• _TASK INPUTS_

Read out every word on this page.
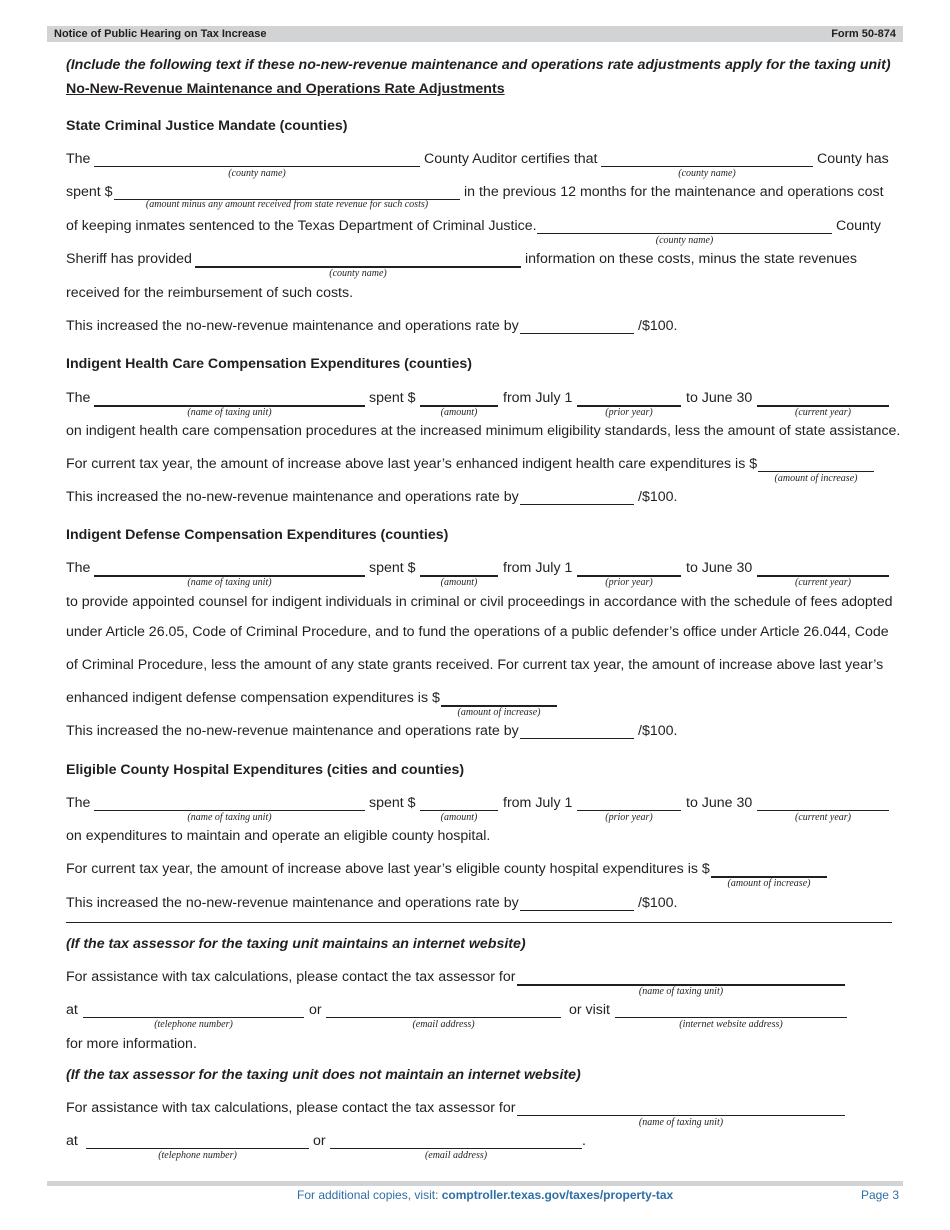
Notice of Public Hearing on Tax Increase	Form 50-874
(Include the following text if these no-new-revenue maintenance and operations rate adjustments apply for the taxing unit)
No-New-Revenue Maintenance and Operations Rate Adjustments
State Criminal Justice Mandate (counties)
The
(county name)
County Auditor certifies that
(county name)
County has
spent $
(amount minus any amount received from state revenue for such costs)
in the previous 12 months for the maintenance and operations cost
of keeping inmates sentenced to the Texas Department of Criminal Justice.
(county name)
County
Sheriff has provided
(county name)
information on these costs, minus the state revenues
received for the reimbursement of such costs.
This increased the no-new-revenue maintenance and operations rate by	/$100.
Indigent Health Care Compensation Expenditures (counties)
The
(name of taxing unit)
spent $
(amount)
from July 1
(prior year)
to June 30
(current year)
on indigent health care compensation procedures at the increased minimum eligibility standards, less the amount of state assistance.
For current tax year, the amount of increase above last year’s enhanced indigent health care expenditures is $
(amount of increase)
This increased the no-new-revenue maintenance and operations rate by	/$100.
Indigent Defense Compensation Expenditures (counties)
The
(name of taxing unit)
spent $
(amount)
from July 1
(prior year)
to June 30
(current year)
to provide appointed counsel for indigent individuals in criminal or civil proceedings in accordance with the schedule of fees adopted
under Article 26.05, Code of Criminal Procedure, and to fund the operations of a public defender’s office under Article 26.044, Code
of Criminal Procedure, less the amount of any state grants received. For current tax year, the amount of increase above last year’s
enhanced indigent defense compensation expenditures is $
(amount of increase)
This increased the no-new-revenue maintenance and operations rate by	/$100.
Eligible County Hospital Expenditures (cities and counties)
The
(name of taxing unit)
spent $
(amount)
from July 1
(prior year)
to June 30
(current year)
on expenditures to maintain and operate an eligible county hospital.
For current tax year, the amount of increase above last year’s eligible county hospital expenditures is $
(amount of increase)
This increased the no-new-revenue maintenance and operations rate by	/$100.
(If the tax assessor for the taxing unit maintains an internet website)
For assistance with tax calculations, please contact the tax assessor for
(name of taxing unit)
at
(telephone number)
or
(email address)
or visit
(internet website address)
for more information.
(If the tax assessor for the taxing unit does not maintain an internet website)
For assistance with tax calculations, please contact the tax assessor for
(name of taxing unit)
at
(telephone number)
or
(email address)
.
For additional copies, visit: comptroller.texas.gov/taxes/property-tax	Page 3
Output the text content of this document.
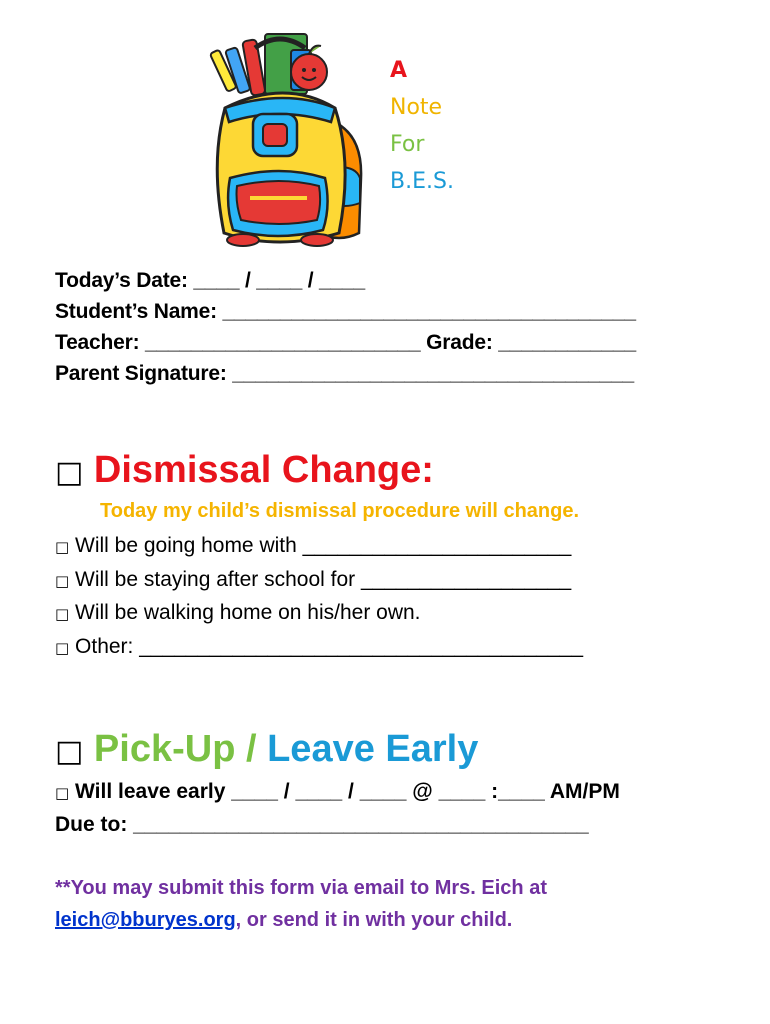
A
Note
For
B.E.S.
Today’s Date: ____ / ____ / ____
Student’s Name: ____________________________________
Teacher: ________________________ Grade: ____________
Parent Signature: ___________________________________
□ Dismissal Change:
Today my child’s dismissal procedure will change.
□ Will be going home with _______________________
□ Will be staying after school for __________________
□ Will be walking home on his/her own.
□ Other: ______________________________________
□ Pick-Up / Leave Early
□ Will leave early ____ / ____ / ____ @ ____ :____ AM/PM
Due to: _______________________________________
**You may submit this form via email to Mrs. Eich at
leich@bburyes.org, or send it in with your child.
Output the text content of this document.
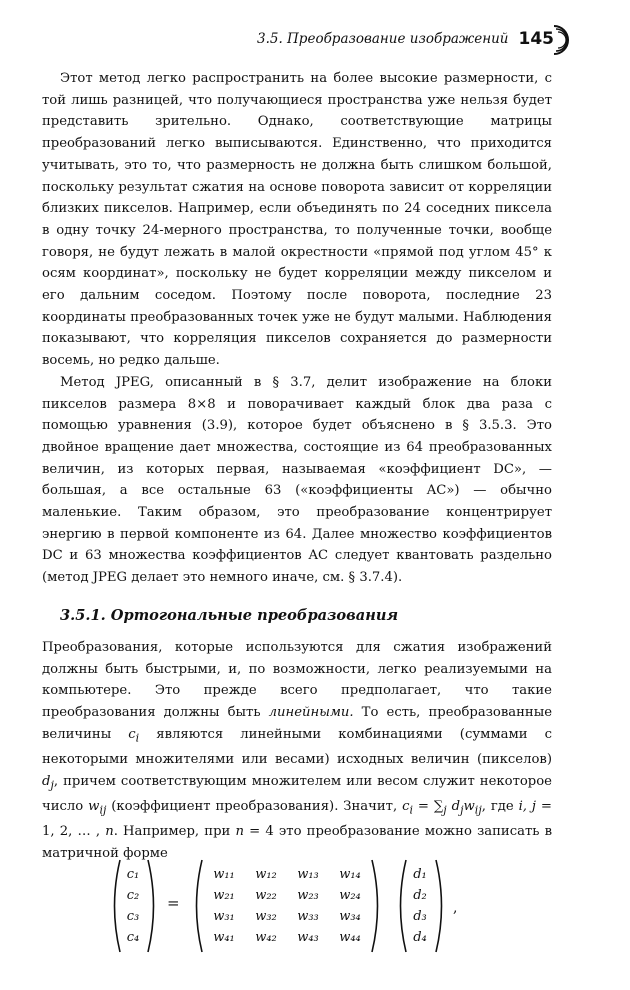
3.5. Преобразование изображений 145

Этот метод легко распространить на более высокие размерности, с той лишь разницей, что получающиеся пространства уже нельзя будет представить зрительно. Однако, соответствующие матрицы преобразований легко выписываются. Единственно, что приходится учитывать, это то, что размерность не должна быть слишком большой, поскольку результат сжатия на основе поворота зависит от корреляции близких пикселов. Например, если объединять по 24 соседних пиксела в одну точку 24-мерного пространства, то полученные точки, вообще говоря, не будут лежать в малой окрестности «прямой под углом 45° к осям координат», поскольку не будет корреляции между пикселом и его дальним соседом. Поэтому после поворота, последние 23 координаты преобразованных точек уже не будут малыми. Наблюдения показывают, что корреляция пикселов сохраняется до размерности восемь, но редко дальше.

Метод JPEG, описанный в § 3.7, делит изображение на блоки пикселов размера 8×8 и поворачивает каждый блок два раза с помощью уравнения (3.9), которое будет объяснено в § 3.5.3. Это двойное вращение дает множества, состоящие из 64 преобразованных величин, из которых первая, называемая «коэффициент DC», — большая, а все остальные 63 («коэффициенты AC») — обычно маленькие. Таким образом, это преобразование концентрирует энергию в первой компоненте из 64. Далее множество коэффициентов DC и 63 множества коэффициентов AC следует квантовать раздельно (метод JPEG делает это немного иначе, см. § 3.7.4).

3.5.1. Ортогональные преобразования

Преобразования, которые используются для сжатия изображений должны быть быстрыми, и, по возможности, легко реализуемыми на компьютере. Это прежде всего предполагает, что такие преобразования должны быть линейными. То есть, преобразованные величины $c_i$ являются линейными комбинациями (суммами с некоторыми множителями или весами) исходных величин (пикселов) $d_j$, причем соответствующим множителем или весом служит некоторое число $w_{ij}$ (коэффициент преобразования). Значит, $c_i = \sum_j$ $d_jw_{ij}$, где i, j = 1, 2, … , n. Например, при n = 4 это преобразование можно записать в матричной форме

c₁
c₂
c₃
c₄
=
w₁₁
w₂₁
w₃₁
w₄₁
w₁₂
w₂₂
w₃₂
w₄₂
w₁₃
w₂₃
w₃₃
w₄₃
w₁₄
w₂₄
w₃₄
w₄₄
d₁
d₂
d₃
d₄
,
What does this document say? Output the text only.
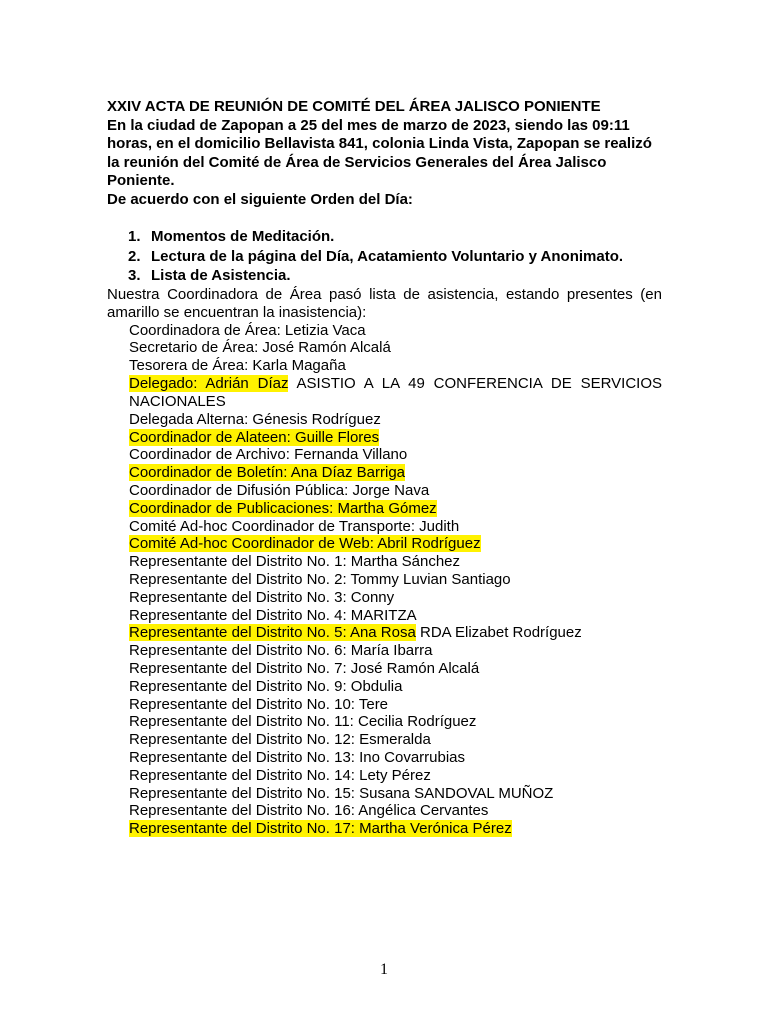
XXIV ACTA DE REUNIÓN DE COMITÉ DEL ÁREA JALISCO PONIENTE
En la ciudad de Zapopan a 25 del mes de marzo de 2023, siendo las 09:11
horas, en el domicilio Bellavista 841, colonia Linda Vista, Zapopan se realizó
la reunión del Comité de Área de Servicios Generales del Área Jalisco
Poniente.
De acuerdo con el siguiente Orden del Día:
1. Momentos de Meditación.
2. Lectura de la página del Día, Acatamiento Voluntario y Anonimato.
3. Lista de Asistencia.
Nuestra Coordinadora de Área pasó lista de asistencia, estando presentes (en amarillo se encuentran la inasistencia):
Coordinadora de Área: Letizia Vaca
Secretario de Área: José Ramón Alcalá
Tesorera de Área: Karla Magaña
Delegado: Adrián Díaz ASISTIO A LA 49 CONFERENCIA DE SERVICIOS NACIONALES
Delegada Alterna: Génesis Rodríguez
Coordinador de Alateen: Guille Flores
Coordinador de Archivo: Fernanda Villano
Coordinador de Boletín: Ana Díaz Barriga
Coordinador de Difusión Pública: Jorge Nava
Coordinador de Publicaciones: Martha Gómez
Comité Ad-hoc Coordinador de Transporte: Judith
Comité Ad-hoc Coordinador de Web: Abril Rodríguez
Representante del Distrito No. 1: Martha Sánchez
Representante del Distrito No. 2: Tommy Luvian Santiago
Representante del Distrito No. 3: Conny
Representante del Distrito No. 4: MARITZA
Representante del Distrito No. 5: Ana Rosa RDA Elizabet Rodríguez
Representante del Distrito No. 6: María Ibarra
Representante del Distrito No. 7: José Ramón Alcalá
Representante del Distrito No. 9: Obdulia
Representante del Distrito No. 10: Tere
Representante del Distrito No. 11: Cecilia Rodríguez
Representante del Distrito No. 12: Esmeralda
Representante del Distrito No. 13: Ino Covarrubias
Representante del Distrito No. 14: Lety Pérez
Representante del Distrito No. 15: Susana SANDOVAL MUÑOZ
Representante del Distrito No. 16: Angélica Cervantes
Representante del Distrito No. 17: Martha Verónica Pérez
1
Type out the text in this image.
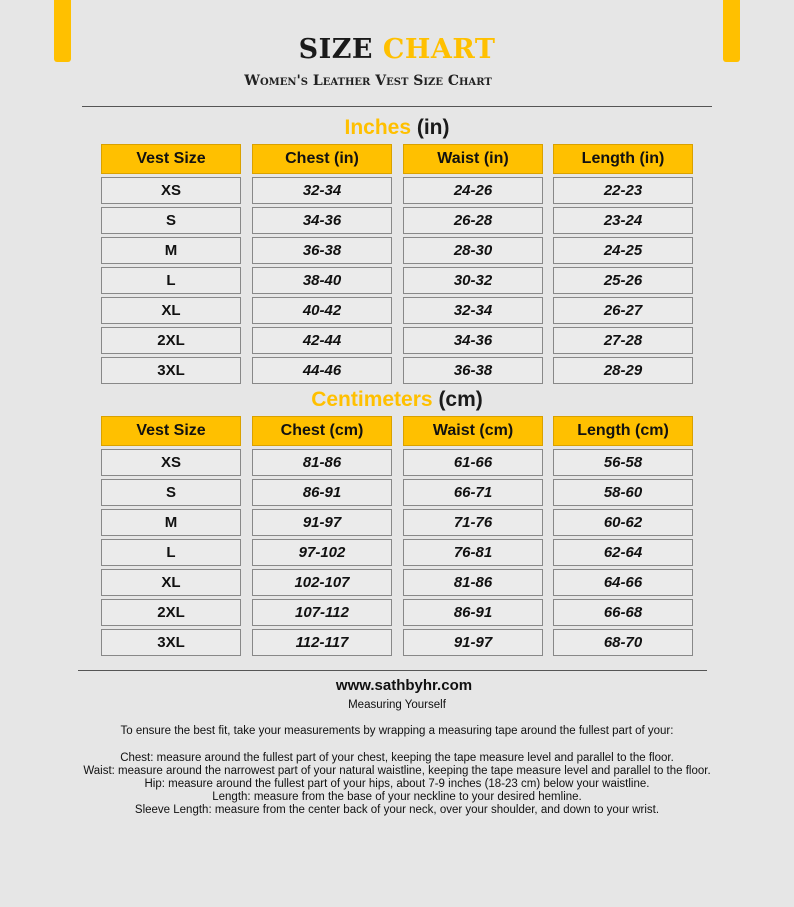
SIZE CHART
Women's Leather Vest Size Chart
Inches (in)
Vest Size
XS
S
M
L
XL
2XL
3XL
Chest (in)
32-34
34-36
36-38
38-40
40-42
42-44
44-46
Waist (in)
24-26
26-28
28-30
30-32
32-34
34-36
36-38
Length (in)
22-23
23-24
24-25
25-26
26-27
27-28
28-29
Centimeters (cm)
Vest Size
XS
S
M
L
XL
2XL
3XL
Chest (cm)
81-86
86-91
91-97
97-102
102-107
107-112
112-117
Waist (cm)
61-66
66-71
71-76
76-81
81-86
86-91
91-97
Length (cm)
56-58
58-60
60-62
62-64
64-66
66-68
68-70
www.sathbyhr.com
Measuring Yourself
To ensure the best fit, take your measurements by wrapping a measuring tape around the fullest part of your:
Chest: measure around the fullest part of your chest, keeping the tape measure level and parallel to the floor.
Waist: measure around the narrowest part of your natural waistline, keeping the tape measure level and parallel to the floor.
Hip: measure around the fullest part of your hips, about 7-9 inches (18-23 cm) below your waistline.
Length: measure from the base of your neckline to your desired hemline.
Sleeve Length: measure from the center back of your neck, over your shoulder, and down to your wrist.
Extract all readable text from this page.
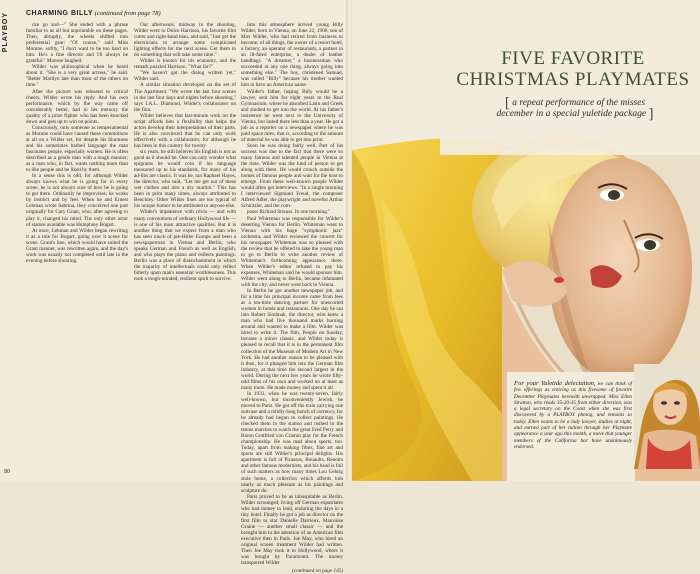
PLAYBOY	CHARMING BILLY (continued from page 78)

can go and—" She ended with a phrase familiar to us all but unprintable on these pages. Then, abruptly, the wheels shifted into preferential gear: "Of course," said Miss Monroe, softly, "I don't want to be too hard on him. He's a fine director and I'll always be grateful." Monroe laughed.

Wilder was philosophical when he heard about it. "She is a very great actress," he said. "Better Marilyn late than most of the others on time."

After the picture was released to critical cheers, Wilder wrote his reply. And his own performance, which by the way came off considerably better, had in his memory the quality of a prize fighter who has been knocked down and gets up to win on points.

Consciously, only someone as temperamental as Monroe could have caused these commotions at all on a Wilder set, for despite his bluntness and his sometimes barbed language the man fascinates people, especially women. He is often described as a gentle man with a tough manner; as a man who, in fact, wants nothing more than to like people and be liked by them.

In a sense this is odd, for although Wilder always knows what he is going for in every scene, he is not always sure of how he is going to get there. Ordinarily he improvises; he works by instinct and by feel. When he and Ernest Lehman wrote Sabrina, they conceived one part originally for Cary Grant, who, after agreeing to play it, changed his mind. The only other actor of stature available was Humphrey Bogart.

At once, Lehman and Wilder began rewriting it as a role for Bogart, going over it scene for scene. Grant's line, which would have suited the Grant manner, was rewritten again, and the day's work was usually not completed until late in the evening before shooting.

Our afternoons, midway in the shooting, Wilder went to Dolce Harrison, his favorite film cutter and right-hand man, and said, "Just get the electricians to arrange some complicated lighting effects for the next scene. Get them to do something that will take some time."

Wilder is known for his economy, and the remark puzzled Harrison. "What for?"

"We haven't got the dialog written yet," Wilder said.

A similar situation developed on the set of The Apartment. "We wrote the last four scenes in the last four days and nights before shooting," says I.A.L. Diamond, Wilder's collaborator on the film.

Wilder believes that last-minute work on the script affords him a flexibility that helps the actors develop their interpretations of their parts. He is also convinced that he can only work effectively with a collaborator, for although he has been in this country for twenty

six years, he still believes his English is not as good as it should be. One can only wonder what epigrams he would coin if his language measured up to his standards, for many of his ad-libs are classic. It was he, not Raphael Hayes, the director, who said, "Let me get out of these wet clothes and into a dry martini." This has been in print many times, always attributed to Benchley. Other Wilder lines are too typical of his unique humor to be attributed to anyone else.

Wilder's impatience with trivia — and with many conventions of ordinary Hollywood life — is one of his most attractive qualities. But it is another thing that we expect from a man who has seen much of pre-Hitler Europe and been a newspaperman in Vienna and Berlin, who speaks German and French as well as English, and who plays the piano and collects paintings. Berlin was a place of disenchantment in which the majority of intellectuals could only reflect bitterly upon man's essential worthlessness. This took a tough-minded, resilient spirit to survive.

Into this atmosphere arrived young Billy Wilder, born in Vienna, on June 22, 1906, son of Max Wilder, who had retired from business to become, of all things, the owner of a resort hotel, a factory, an operator of restaurants, a partner in an ill-fated enterprise, a dealer of leather handbags. "A dreamer," a businessman who succeeded at any one thing, always going into something else." The boy, christened Samuel, was called "Billy" because his mother wanted him to have an American name.

Wilder's father, hoping Billy would be a lawyer, sent him for eight years to the Real Gymnasium, where he absorbed Latin and Greek and studied to get into the world. At his father's insistence he went next to the University of Vienna, but lasted there less than a year. He got a job as a reporter on a newspaper where he was paid space rates, that is, according to the amount of material he was able to get into print.

Soon he was doing fairly well. Part of his success was due to the fact that there were so many famous and talented people in Vienna at the time. Wilder was the kind of person to get along with them. He would crouch outside the homes of famous people and wait for the host to emerge. From these well-known people Wilder would often get interviews. "In a single morning I interviewed Sigmund Freud, the composer Alfred Adler, the playwright and novelist Arthur Schnitzler, and the com-

poser Richard Strauss. In one morning."

Paul Whiteman was responsible for Wilder's deserting Vienna for Berlin. Whiteman went to Vienna with his huge "symphonic jazz" orchestra, and Wilder reviewed the concert for his newspaper. Whiteman was so pleased with the review that he offered to take the young man to go to Berlin to write another review of Whiteman's forthcoming appearance there. When Wilder's editor refused to pay his expenses, Whiteman said he would sponsor him. Wilder went along to Berlin, became infatuated with the city, and never went back to Vienna.

In Berlin he got another newspaper job, and for a time his principal income came from fees as a tea-time dancing partner for unescorted women in hotels and restaurants. One day he ran into Robert Siodmak, the director, who knew a man who had five thousand marks burning around and wanted to make a film. Wilder was hired to write it. The film, People on Sunday, became a minor classic, and Wilder today is pleased to recall that it is in the permanent film collection of the Museum of Modern Art in New York. He had another reason to be pleased with it then, for it plunged him into the German film industry, at that time the second largest in the world. During the next few years he wrote fifty-odd films of his own and worked on at least as many more. He made money and spent it all.

In 1933, when he was twenty-seven, fairly well-known, but inconveniently Jewish, he moved to Paris. He got off the train carrying one suitcase and a mildly-long bunch of currency, for he already had begun to collect paintings. He checked them in the station and rushed to the tennis matches to watch the great Fred Perry and Baron Gottfried von Cramm play for the French championship. He was mad about sports, too. Today, apart from making films, fine art and sports are still Wilder's principal delights. His apartment is full of Picassos, Rouaults, Renoirs and other famous modernists, and his head is full of such matters as how many times Lou Gehrig stole home, a collection which affords him nearly as much pleasure as his paintings and sculpture do.

Paris proved to be as inhospitable as Berlin. Wilder scrounged, living off German expatriates who had money to lend, enduring the days in a tiny hotel. Finally he got a job as director on the first film to star Danielle Darrieux, Mauvaise Graine — another small classic — and the brought him to the attention of an American film executive then in Paris. Joe May, who hired an original screen treatment Wilder had written. Then Joe May took it to Hollywood, where it was bought by Paramount. The money transported Wilder

(continued on page 145)
90
FIVE FAVORITE
CHRISTMAS PLAYMATES
[ a repeat performance of the misses
december in a special yuletide package ]
For your Yuletide delectation, we can think of few offerings as enticing as this fivesome of favorite December Playmates herewith unwrapped. Miss Ellen Stratton, who reads 35-20-35 from either direction, was a legal secretary on the Coast when she was first discovered by a PLAYBOY photog, and remains so today. Ellen wants to be a lady lawyer, studies at night, and earned part of her tuition through her Playmate appearance a year ago this month, a move that younger members of the California bar have unanimously endorsed.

• _WORK REQUIRED_
Scan the lines for the string "visit". Pick out every line that has it.

• _RESULT_
or visit
For additional copies, visit: comptroller.texas.gov/taxes/property-tax	Page 3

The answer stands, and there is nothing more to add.